• **Exercise**: Write out each line of the listing as it stands, without the images.

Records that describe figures

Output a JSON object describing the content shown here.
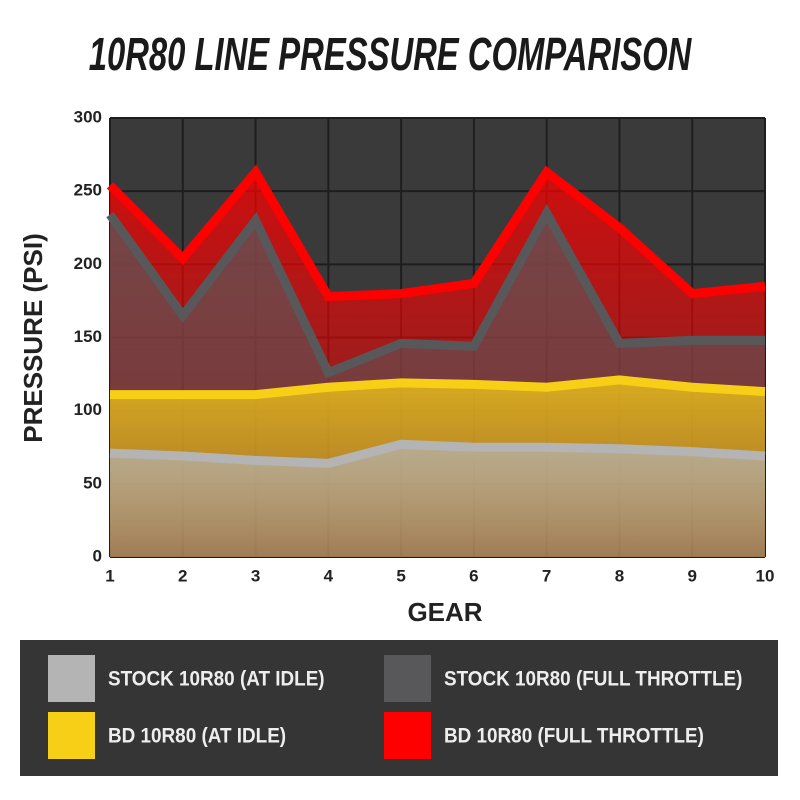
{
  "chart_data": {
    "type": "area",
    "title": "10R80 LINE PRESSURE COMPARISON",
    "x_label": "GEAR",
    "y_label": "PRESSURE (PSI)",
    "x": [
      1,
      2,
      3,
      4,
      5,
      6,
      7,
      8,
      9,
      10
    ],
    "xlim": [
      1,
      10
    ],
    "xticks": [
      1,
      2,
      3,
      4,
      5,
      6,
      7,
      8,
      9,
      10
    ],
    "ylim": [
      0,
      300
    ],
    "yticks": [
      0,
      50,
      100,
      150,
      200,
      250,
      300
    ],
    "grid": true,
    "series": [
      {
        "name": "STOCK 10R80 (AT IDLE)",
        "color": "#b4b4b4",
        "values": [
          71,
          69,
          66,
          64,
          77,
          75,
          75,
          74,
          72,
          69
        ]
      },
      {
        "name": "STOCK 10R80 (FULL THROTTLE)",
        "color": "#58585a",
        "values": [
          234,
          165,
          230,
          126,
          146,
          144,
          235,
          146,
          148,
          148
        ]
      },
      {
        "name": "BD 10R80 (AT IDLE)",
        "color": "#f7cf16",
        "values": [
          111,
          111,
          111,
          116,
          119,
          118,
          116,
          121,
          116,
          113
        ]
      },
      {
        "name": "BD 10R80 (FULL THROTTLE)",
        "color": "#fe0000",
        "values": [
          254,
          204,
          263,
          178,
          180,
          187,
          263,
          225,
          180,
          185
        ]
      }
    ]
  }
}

• **Answer**:
Output a JSON object describing the content shown here.
{
  "chart_data": {
    "type": "area",
    "title": "10R80 LINE PRESSURE COMPARISON",
    "x_label": "GEAR",
    "y_label": "PRESSURE (PSI)",
    "x": [
      1,
      2,
      3,
      4,
      5,
      6,
      7,
      8,
      9,
      10
    ],
    "xlim": [
      1,
      10
    ],
    "xticks": [
      1,
      2,
      3,
      4,
      5,
      6,
      7,
      8,
      9,
      10
    ],
    "ylim": [
      0,
      300
    ],
    "yticks": [
      0,
      50,
      100,
      150,
      200,
      250,
      300
    ],
    "grid": true,
    "series": [
      {
        "name": "STOCK 10R80 (AT IDLE)",
        "color": "#b4b4b4",
        "values": [
          71,
          69,
          66,
          64,
          77,
          75,
          75,
          74,
          72,
          69
        ]
      },
      {
        "name": "STOCK 10R80 (FULL THROTTLE)",
        "color": "#58585a",
        "values": [
          234,
          165,
          230,
          126,
          146,
          144,
          235,
          146,
          148,
          148
        ]
      },
      {
        "name": "BD 10R80 (AT IDLE)",
        "color": "#f7cf16",
        "values": [
          111,
          111,
          111,
          116,
          119,
          118,
          116,
          121,
          116,
          113
        ]
      },
      {
        "name": "BD 10R80 (FULL THROTTLE)",
        "color": "#fe0000",
        "values": [
          254,
          204,
          263,
          178,
          180,
          187,
          263,
          225,
          180,
          185
        ]
      }
    ]
  }
}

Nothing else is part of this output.